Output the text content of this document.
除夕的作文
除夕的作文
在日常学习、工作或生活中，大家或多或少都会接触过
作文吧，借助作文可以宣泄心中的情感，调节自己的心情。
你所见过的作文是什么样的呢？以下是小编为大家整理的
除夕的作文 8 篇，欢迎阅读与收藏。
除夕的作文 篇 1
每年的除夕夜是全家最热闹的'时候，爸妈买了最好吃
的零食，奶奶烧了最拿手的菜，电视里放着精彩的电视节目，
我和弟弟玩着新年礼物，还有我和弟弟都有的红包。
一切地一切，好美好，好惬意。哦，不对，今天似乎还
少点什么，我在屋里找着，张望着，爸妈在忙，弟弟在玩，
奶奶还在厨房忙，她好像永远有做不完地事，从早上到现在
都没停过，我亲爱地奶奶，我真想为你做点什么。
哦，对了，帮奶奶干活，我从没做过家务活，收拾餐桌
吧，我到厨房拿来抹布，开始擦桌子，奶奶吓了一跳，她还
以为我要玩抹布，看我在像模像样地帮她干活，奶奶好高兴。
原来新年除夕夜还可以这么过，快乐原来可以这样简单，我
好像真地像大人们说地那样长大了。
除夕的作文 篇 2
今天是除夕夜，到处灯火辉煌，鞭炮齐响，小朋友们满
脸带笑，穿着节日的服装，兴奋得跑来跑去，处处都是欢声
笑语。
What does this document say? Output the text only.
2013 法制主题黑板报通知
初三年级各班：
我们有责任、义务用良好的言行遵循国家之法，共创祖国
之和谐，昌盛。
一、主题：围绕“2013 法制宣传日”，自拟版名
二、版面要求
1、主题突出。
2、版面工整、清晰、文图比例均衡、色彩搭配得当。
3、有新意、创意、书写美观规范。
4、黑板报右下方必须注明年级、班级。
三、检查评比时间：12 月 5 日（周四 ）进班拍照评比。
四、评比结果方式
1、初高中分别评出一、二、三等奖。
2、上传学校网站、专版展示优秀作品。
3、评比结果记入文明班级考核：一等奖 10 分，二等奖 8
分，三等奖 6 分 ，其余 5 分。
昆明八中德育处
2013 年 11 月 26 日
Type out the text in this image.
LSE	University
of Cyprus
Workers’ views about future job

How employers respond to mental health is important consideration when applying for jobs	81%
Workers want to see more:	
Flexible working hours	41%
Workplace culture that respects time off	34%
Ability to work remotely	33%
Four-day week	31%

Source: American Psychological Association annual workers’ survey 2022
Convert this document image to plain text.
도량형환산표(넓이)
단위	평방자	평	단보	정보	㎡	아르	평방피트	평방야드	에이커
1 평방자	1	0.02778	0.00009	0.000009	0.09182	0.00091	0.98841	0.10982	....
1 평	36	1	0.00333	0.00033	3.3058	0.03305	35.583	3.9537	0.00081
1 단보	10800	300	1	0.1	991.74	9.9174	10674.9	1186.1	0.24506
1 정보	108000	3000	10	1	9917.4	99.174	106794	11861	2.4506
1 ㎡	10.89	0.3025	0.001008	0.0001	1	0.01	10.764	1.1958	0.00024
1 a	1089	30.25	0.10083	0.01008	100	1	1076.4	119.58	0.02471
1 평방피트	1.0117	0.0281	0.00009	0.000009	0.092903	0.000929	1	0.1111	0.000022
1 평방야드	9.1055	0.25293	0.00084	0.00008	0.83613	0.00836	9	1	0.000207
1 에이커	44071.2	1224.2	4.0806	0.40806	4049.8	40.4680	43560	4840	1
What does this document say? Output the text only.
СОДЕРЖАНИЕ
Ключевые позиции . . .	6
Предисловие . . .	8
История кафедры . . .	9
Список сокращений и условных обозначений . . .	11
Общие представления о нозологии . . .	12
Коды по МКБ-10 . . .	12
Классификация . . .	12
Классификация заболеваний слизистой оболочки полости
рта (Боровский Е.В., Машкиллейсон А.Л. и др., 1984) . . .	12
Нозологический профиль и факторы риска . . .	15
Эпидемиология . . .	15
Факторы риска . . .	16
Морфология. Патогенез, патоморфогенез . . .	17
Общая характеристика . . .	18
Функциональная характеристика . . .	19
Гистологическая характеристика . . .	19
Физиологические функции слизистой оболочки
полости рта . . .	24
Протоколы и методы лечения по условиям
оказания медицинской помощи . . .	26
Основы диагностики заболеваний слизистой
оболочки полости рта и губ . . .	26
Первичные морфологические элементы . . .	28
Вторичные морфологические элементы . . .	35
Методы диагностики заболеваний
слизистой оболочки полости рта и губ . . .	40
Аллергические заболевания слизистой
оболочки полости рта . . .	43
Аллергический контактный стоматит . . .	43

Exercise objective:
Reproduce the material above without altering a single character.

Result below:
Output the text content of this document.
除夕的作文
除夕的作文
在日常学习、工作或生活中，大家或多或少都会接触过
作文吧，借助作文可以宣泄心中的情感，调节自己的心情。
你所见过的作文是什么样的呢？以下是小编为大家整理的
除夕的作文 8 篇，欢迎阅读与收藏。
除夕的作文 篇 1
每年的除夕夜是全家最热闹的'时候，爸妈买了最好吃
的零食，奶奶烧了最拿手的菜，电视里放着精彩的电视节目，
我和弟弟玩着新年礼物，还有我和弟弟都有的红包。
一切地一切，好美好，好惬意。哦，不对，今天似乎还
少点什么，我在屋里找着，张望着，爸妈在忙，弟弟在玩，
奶奶还在厨房忙，她好像永远有做不完地事，从早上到现在
都没停过，我亲爱地奶奶，我真想为你做点什么。
哦，对了，帮奶奶干活，我从没做过家务活，收拾餐桌
吧，我到厨房拿来抹布，开始擦桌子，奶奶吓了一跳，她还
以为我要玩抹布，看我在像模像样地帮她干活，奶奶好高兴。
原来新年除夕夜还可以这么过，快乐原来可以这样简单，我
好像真地像大人们说地那样长大了。
除夕的作文 篇 2
今天是除夕夜，到处灯火辉煌，鞭炮齐响，小朋友们满
脸带笑，穿着节日的服装，兴奋得跑来跑去，处处都是欢声
笑语。
What does this document say? Output the text only.
2013 法制主题黑板报通知
初三年级各班：
我们有责任、义务用良好的言行遵循国家之法，共创祖国
之和谐，昌盛。
一、主题：围绕“2013 法制宣传日”，自拟版名
二、版面要求
1、主题突出。
2、版面工整、清晰、文图比例均衡、色彩搭配得当。
3、有新意、创意、书写美观规范。
4、黑板报右下方必须注明年级、班级。
三、检查评比时间：12 月 5 日（周四 ）进班拍照评比。
四、评比结果方式
1、初高中分别评出一、二、三等奖。
2、上传学校网站、专版展示优秀作品。
3、评比结果记入文明班级考核：一等奖 10 分，二等奖 8
分，三等奖 6 分 ，其余 5 分。
昆明八中德育处
2013 年 11 月 26 日
Type out the text in this image.
LSE	University
of Cyprus
Workers’ views about future job

How employers respond to mental health is important consideration when applying for jobs	81%
Workers want to see more:	
Flexible working hours	41%
Workplace culture that respects time off	34%
Ability to work remotely	33%
Four-day week	31%

Source: American Psychological Association annual workers’ survey 2022
Convert this document image to plain text.
도량형환산표(넓이)
단위	평방자	평	단보	정보	㎡	아르	평방피트	평방야드	에이커
1 평방자	1	0.02778	0.00009	0.000009	0.09182	0.00091	0.98841	0.10982	....
1 평	36	1	0.00333	0.00033	3.3058	0.03305	35.583	3.9537	0.00081
1 단보	10800	300	1	0.1	991.74	9.9174	10674.9	1186.1	0.24506
1 정보	108000	3000	10	1	9917.4	99.174	106794	11861	2.4506
1 ㎡	10.89	0.3025	0.001008	0.0001	1	0.01	10.764	1.1958	0.00024
1 a	1089	30.25	0.10083	0.01008	100	1	1076.4	119.58	0.02471
1 평방피트	1.0117	0.0281	0.00009	0.000009	0.092903	0.000929	1	0.1111	0.000022
1 평방야드	9.1055	0.25293	0.00084	0.00008	0.83613	0.00836	9	1	0.000207
1 에이커	44071.2	1224.2	4.0806	0.40806	4049.8	40.4680	43560	4840	1
What does this document say? Output the text only.
СОДЕРЖАНИЕ
Ключевые позиции . . .	6
Предисловие . . .	8
История кафедры . . .	9
Список сокращений и условных обозначений . . .	11
Общие представления о нозологии . . .	12
Коды по МКБ-10 . . .	12
Классификация . . .	12
Классификация заболеваний слизистой оболочки полости
рта (Боровский Е.В., Машкиллейсон А.Л. и др., 1984) . . .	12
Нозологический профиль и факторы риска . . .	15
Эпидемиология . . .	15
Факторы риска . . .	16
Морфология. Патогенез, патоморфогенез . . .	17
Общая характеристика . . .	18
Функциональная характеристика . . .	19
Гистологическая характеристика . . .	19
Физиологические функции слизистой оболочки
полости рта . . .	24
Протоколы и методы лечения по условиям
оказания медицинской помощи . . .	26
Основы диагностики заболеваний слизистой
оболочки полости рта и губ . . .	26
Первичные морфологические элементы . . .	28
Вторичные морфологические элементы . . .	35
Методы диагностики заболеваний
слизистой оболочки полости рта и губ . . .	40
Аллергические заболевания слизистой
оболочки полости рта . . .	43
Аллергический контактный стоматит . . .	43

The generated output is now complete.